▶ **Task brief**:
Review the material and extract every line in which the word "Players" occurs.

**** Entries shown ****

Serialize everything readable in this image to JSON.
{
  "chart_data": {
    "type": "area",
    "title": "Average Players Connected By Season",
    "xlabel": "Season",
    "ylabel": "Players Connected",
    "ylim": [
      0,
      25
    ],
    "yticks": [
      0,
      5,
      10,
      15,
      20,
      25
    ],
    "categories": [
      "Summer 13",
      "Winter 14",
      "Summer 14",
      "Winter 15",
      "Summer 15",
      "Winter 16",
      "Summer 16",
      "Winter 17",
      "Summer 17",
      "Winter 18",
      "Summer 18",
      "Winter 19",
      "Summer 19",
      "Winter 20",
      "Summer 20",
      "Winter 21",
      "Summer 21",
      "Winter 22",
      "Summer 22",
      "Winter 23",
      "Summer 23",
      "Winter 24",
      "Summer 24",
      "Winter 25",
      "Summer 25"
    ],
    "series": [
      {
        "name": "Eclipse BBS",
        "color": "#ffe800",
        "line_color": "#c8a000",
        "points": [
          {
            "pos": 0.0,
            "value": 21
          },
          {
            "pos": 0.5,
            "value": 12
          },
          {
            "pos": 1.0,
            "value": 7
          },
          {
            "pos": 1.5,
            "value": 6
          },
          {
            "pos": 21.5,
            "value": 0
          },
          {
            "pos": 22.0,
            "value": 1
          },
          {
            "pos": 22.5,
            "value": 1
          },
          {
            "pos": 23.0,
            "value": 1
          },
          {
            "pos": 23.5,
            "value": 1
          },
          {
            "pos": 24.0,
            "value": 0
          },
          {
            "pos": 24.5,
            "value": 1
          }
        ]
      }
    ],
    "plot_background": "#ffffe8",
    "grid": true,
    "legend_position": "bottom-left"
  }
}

****

▶ **Response for this exercise**:
    "title": "Average Players Connected By Season",
    "ylabel": "Players Connected",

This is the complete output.